* [Exercise aim]:
Go through the entries below and print each one exactly, leaving out pictures.

Extracted data entries
■ ■ ■ ■
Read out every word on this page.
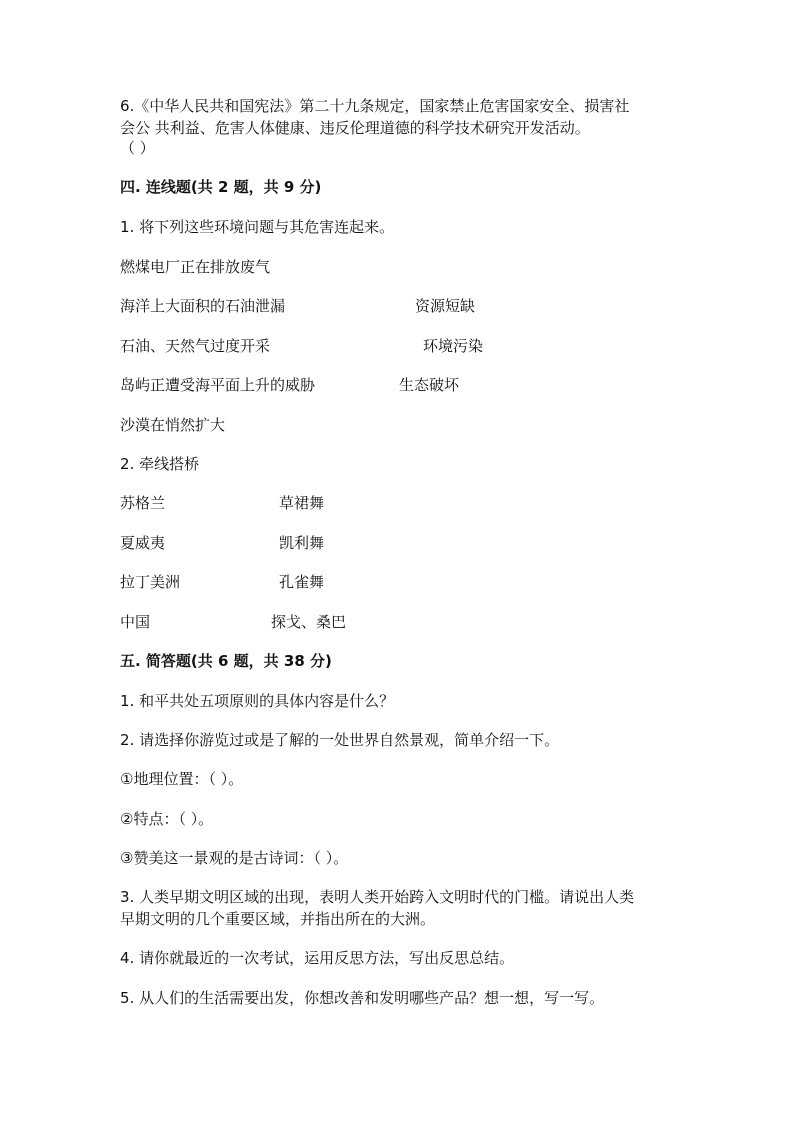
6.《中华人民共和国宪法》第二十九条规定，国家禁止危害国家安全、损害社
会公 共利益、危害人体健康、违反伦理道德的科学技术研究开发活动。
（ ）
四. 连线题(共 2 题，共 9 分)
1. 将下列这些环境问题与其危害连起来。
燃煤电厂正在排放废气
海洋上大面积的石油泄漏	资源短缺
石油、天然气过度开采	环境污染
岛屿正遭受海平面上升的威胁	生态破坏
沙漠在悄然扩大
2. 牵线搭桥
苏格兰	草裙舞
夏威夷	凯利舞
拉丁美洲	孔雀舞
中国	探戈、桑巴
五. 简答题(共 6 题，共 38 分)
1. 和平共处五项原则的具体内容是什么？
2. 请选择你游览过或是了解的一处世界自然景观，简单介绍一下。
①地理位置：（ ）。
②特点：（ ）。
③赞美这一景观的是古诗词：（ ）。
3. 人类早期文明区域的出现，表明人类开始跨入文明时代的门槛。请说出人类
早期文明的几个重要区域，并指出所在的大洲。
4. 请你就最近的一次考试，运用反思方法，写出反思总结。
5. 从人们的生活需要出发，你想改善和发明哪些产品？想一想，写一写。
■ ■ ■ ■
* [Response to this exercise]:
Read out every word on this page.
6.《中华人民共和国宪法》第二十九条规定，国家禁止危害国家安全、损害社
会公 共利益、危害人体健康、违反伦理道德的科学技术研究开发活动。
（ ）
四. 连线题(共 2 题，共 9 分)
1. 将下列这些环境问题与其危害连起来。
燃煤电厂正在排放废气
海洋上大面积的石油泄漏	资源短缺
石油、天然气过度开采	环境污染
岛屿正遭受海平面上升的威胁	生态破坏
沙漠在悄然扩大
2. 牵线搭桥
苏格兰	草裙舞
夏威夷	凯利舞
拉丁美洲	孔雀舞
中国	探戈、桑巴
五. 简答题(共 6 题，共 38 分)
1. 和平共处五项原则的具体内容是什么？
2. 请选择你游览过或是了解的一处世界自然景观，简单介绍一下。
①地理位置：（ ）。
②特点：（ ）。
③赞美这一景观的是古诗词：（ ）。
3. 人类早期文明区域的出现，表明人类开始跨入文明时代的门槛。请说出人类
早期文明的几个重要区域，并指出所在的大洲。
4. 请你就最近的一次考试，运用反思方法，写出反思总结。
5. 从人们的生活需要出发，你想改善和发明哪些产品？想一想，写一写。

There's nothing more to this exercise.